**AIM**
Please copy every line of the records below that holds the word "board".

Figure record extracts:
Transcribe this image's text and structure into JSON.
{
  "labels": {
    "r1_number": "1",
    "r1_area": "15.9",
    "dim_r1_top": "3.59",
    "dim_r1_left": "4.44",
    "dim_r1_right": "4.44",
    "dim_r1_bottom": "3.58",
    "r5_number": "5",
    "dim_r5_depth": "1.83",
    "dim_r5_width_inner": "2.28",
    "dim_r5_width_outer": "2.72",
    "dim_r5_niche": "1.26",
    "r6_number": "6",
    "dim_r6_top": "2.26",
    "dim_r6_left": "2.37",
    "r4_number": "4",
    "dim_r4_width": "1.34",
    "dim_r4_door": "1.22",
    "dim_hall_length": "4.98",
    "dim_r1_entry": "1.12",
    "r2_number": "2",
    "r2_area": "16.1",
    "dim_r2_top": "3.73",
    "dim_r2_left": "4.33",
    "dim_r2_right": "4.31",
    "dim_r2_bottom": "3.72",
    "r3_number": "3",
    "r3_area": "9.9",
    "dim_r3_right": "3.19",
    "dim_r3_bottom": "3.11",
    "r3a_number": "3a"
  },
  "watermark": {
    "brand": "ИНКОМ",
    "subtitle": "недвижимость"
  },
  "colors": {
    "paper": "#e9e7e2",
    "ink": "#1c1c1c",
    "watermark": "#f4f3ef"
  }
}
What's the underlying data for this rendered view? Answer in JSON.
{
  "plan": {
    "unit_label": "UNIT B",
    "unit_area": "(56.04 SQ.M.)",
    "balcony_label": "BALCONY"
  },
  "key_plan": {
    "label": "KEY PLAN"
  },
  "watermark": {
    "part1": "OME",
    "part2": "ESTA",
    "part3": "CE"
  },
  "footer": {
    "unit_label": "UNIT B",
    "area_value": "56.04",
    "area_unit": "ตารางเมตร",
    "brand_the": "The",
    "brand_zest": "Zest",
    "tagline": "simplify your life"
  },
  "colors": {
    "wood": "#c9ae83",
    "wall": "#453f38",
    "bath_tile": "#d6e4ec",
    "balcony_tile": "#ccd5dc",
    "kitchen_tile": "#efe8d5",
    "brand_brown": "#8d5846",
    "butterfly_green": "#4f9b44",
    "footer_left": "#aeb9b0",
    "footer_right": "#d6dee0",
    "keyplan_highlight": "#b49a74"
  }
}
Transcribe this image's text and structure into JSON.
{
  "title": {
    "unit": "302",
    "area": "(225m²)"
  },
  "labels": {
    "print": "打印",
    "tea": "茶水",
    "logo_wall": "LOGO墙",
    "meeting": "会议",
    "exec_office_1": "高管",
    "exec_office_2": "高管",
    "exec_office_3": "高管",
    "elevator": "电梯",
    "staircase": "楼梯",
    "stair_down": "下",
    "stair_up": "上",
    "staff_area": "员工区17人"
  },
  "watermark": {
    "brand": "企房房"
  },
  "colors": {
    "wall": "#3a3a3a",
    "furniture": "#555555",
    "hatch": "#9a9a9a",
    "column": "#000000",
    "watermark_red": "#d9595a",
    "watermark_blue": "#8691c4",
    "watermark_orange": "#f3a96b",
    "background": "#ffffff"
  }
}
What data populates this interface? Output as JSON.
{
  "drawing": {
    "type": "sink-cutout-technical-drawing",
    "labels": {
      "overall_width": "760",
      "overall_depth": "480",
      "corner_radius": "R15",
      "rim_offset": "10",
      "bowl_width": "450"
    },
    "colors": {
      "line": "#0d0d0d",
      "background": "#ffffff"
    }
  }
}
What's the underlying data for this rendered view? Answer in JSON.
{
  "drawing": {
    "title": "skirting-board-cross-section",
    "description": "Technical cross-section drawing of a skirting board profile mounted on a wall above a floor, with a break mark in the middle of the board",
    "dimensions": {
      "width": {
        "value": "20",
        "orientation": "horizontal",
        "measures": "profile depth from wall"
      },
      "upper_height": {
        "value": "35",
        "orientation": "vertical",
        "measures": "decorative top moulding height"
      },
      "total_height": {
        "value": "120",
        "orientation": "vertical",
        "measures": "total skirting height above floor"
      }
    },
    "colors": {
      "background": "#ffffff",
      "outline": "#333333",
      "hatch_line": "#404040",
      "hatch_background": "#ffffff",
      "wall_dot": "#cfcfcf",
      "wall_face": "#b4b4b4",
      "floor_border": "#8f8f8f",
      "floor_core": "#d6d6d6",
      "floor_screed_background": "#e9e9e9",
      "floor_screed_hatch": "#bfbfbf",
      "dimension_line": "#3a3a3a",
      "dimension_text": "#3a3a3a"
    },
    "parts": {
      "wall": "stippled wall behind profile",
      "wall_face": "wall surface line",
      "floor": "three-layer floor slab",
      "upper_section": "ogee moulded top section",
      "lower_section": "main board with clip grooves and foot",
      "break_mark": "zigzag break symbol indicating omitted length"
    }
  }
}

**TASK SOLUTION**
    "title": "skirting-board-cross-section",
    "description": "Technical cross-section drawing of a skirting board profile mounted on a wall above a floor, with a break mark in the middle of the board",
      "lower_section": "main board with clip grooves and foot",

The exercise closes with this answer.